[Opening SOURCE PASSAGE section]

To be able to do that, we have to have some well-agreed semantics of the kinds of things we want to manage. We’re just starting to understand those; we have some tools like WS-Policy and WS-SecurityPolicy, which are good starting points, but really just broad frameworks that don’t define the semantics. This is going to take a while. I’m hoping this year we’ll begin to see some significant progress in this area.

 

Cory Isaacson, President, Rogue Wave Software:

Service Component Architecture Will Gain Ground in 2006

The most important trend for 2006 will be the evolution and support for the newly announced Service Component Architecture (SCA) specification. SCA is the most comprehensive spec yet for determining how disparate IT vendors can deliver interoperability across their products, while allowing far greater flexibility to the professional developer.

As we expected, the adoption of SOA started to ramp up during 2005, and this trend will no doubt accelerate in 2006. One of the main questions companies will be asking as they start to adopt this technology is, what does SOA mean to their organization and how should it be applied? Many companies will use SOA as simply another "integration" technology. Although this holds promise, and is relatively easy to do, those organizations that concentrate on integration alone will be missing out on many of the benefits that SOA can provide. Companies that understand the full implications of SOA, as an agile software development methodology, will find new ways in 2006 to implement systems that change the way they do business.

[Closing SOURCE PASSAGE section]

● **TASK 1**
Please return the passage on SOA trends for 2006 word for word, from "The most important" up to and including "the professional developer.".
● **TASK 2**
Extend the passage on SOA trends for 2006, picking up right after its final sentence.

[Opening INFORMATION PROVIDED section]

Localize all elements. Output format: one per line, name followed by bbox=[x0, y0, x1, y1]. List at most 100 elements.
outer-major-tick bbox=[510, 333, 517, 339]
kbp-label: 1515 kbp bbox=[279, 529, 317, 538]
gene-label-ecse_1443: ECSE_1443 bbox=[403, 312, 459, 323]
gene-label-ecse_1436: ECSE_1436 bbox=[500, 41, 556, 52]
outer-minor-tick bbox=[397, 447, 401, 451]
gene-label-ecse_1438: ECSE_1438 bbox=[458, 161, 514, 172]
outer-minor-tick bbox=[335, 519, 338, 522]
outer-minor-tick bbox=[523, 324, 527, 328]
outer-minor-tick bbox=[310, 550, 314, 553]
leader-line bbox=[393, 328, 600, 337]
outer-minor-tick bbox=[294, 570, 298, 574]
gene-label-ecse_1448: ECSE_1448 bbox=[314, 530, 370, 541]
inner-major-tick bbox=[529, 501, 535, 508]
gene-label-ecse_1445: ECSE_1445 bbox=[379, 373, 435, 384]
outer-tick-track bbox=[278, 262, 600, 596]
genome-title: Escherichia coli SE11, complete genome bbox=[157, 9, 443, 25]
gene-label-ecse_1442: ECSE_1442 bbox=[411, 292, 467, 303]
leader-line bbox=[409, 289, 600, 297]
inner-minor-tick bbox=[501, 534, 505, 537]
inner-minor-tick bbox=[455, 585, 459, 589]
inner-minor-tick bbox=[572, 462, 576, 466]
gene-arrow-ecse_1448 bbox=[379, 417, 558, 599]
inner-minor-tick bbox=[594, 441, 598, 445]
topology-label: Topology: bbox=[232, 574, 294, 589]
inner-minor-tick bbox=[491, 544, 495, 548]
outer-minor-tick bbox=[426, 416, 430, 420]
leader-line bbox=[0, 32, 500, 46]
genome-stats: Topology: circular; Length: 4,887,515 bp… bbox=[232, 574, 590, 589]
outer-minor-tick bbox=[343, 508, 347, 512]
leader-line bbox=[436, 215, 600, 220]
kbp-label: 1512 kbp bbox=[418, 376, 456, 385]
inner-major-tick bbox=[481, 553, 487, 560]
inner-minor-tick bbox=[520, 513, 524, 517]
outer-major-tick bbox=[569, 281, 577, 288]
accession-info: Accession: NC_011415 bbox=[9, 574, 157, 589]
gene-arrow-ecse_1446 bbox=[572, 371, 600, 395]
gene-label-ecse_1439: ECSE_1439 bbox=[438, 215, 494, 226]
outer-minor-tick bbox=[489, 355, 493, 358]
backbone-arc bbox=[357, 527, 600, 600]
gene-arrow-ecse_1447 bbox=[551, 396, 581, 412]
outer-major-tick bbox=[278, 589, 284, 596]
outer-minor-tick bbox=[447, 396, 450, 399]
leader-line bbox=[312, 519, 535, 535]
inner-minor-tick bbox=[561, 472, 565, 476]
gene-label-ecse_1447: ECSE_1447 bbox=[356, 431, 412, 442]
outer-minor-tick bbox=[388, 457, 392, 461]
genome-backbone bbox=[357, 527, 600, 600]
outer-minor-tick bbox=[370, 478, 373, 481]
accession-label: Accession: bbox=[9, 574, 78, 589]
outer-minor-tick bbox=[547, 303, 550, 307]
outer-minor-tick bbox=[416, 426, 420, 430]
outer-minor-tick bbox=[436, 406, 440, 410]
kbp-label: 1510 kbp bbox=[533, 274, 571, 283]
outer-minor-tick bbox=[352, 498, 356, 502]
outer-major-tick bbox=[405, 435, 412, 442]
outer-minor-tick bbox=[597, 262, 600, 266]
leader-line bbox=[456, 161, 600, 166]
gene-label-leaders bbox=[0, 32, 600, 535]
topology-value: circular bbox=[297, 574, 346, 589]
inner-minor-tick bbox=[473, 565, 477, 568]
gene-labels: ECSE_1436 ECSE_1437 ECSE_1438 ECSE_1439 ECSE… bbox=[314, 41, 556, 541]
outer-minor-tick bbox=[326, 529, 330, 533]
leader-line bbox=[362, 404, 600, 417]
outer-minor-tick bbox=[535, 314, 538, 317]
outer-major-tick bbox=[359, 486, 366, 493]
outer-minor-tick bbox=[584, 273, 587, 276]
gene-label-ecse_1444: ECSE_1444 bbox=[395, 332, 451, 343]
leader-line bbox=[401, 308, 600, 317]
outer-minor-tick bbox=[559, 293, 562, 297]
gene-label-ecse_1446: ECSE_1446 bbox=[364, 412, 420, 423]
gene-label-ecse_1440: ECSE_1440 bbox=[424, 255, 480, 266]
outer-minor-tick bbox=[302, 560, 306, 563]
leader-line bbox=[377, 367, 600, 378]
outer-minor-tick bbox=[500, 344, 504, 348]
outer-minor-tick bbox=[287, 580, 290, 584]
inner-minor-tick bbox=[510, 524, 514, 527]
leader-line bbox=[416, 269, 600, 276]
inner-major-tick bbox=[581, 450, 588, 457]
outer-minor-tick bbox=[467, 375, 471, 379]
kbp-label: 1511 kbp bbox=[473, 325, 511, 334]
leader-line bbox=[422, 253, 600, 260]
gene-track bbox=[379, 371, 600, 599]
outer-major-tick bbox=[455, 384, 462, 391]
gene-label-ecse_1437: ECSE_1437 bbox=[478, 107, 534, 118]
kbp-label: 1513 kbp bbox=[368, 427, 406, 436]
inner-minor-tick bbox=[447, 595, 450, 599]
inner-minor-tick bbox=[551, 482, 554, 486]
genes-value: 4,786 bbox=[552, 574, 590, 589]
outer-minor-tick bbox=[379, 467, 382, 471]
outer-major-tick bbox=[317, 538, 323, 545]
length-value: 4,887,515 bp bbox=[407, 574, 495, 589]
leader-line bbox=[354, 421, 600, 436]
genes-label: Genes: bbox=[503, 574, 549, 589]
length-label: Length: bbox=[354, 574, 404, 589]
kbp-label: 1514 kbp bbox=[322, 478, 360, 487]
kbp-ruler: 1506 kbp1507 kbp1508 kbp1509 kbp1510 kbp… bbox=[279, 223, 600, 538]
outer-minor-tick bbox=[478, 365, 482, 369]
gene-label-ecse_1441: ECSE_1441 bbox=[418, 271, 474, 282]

[Closing INFORMATION PROVIDED section]

● **EXPECTED OUTPUT 1**
The most important trend for 2006 will be the evolution and support for the newly announced Service Component Architecture (SCA) specification. SCA is the most comprehensive spec yet for determining how disparate IT vendors can deliver interoperability across their products, while allowing far greater flexibility to the professional developer.

● **EXPECTED OUTPUT 2**
As SOA adoption accelerates, the volume and size of transactions will increase accordingly. Since very little (if any) business information is actually stored natively as XML, the "conversion cost" and associated performance penalties of typical Web services implementations will become significant barriers to successful execution. This will spur adoption of two types of technologies: faster methods of generating, processing and assimilating XML (hardware or software-based), and methods of efficiently using non-XML data in SOA systems, such as Service Data Objects, that preserve native data formats while exposing an "XML-like" API to the end developer. The combination of these volume pressures and the peaking of raw CPU processing power will also drive the need for parallel processing in as a mainstay of critical SOA systems.

 

Bob Brauer, CEO and Co-Founder of StrikeIron:

In 2006, External Services Will Emerge

Up until now, much of the SOA focus has been on providing back-end plumbing, governance, ESBs and services management infrastructure. In 2006, we will begin shifting to actual solution building and application deployment on top of the SOA. As these applications are deployed throughout enterprises, the spending in these areas will clearly increase. This helps account for the recent M&A flurry that has been heating up this space.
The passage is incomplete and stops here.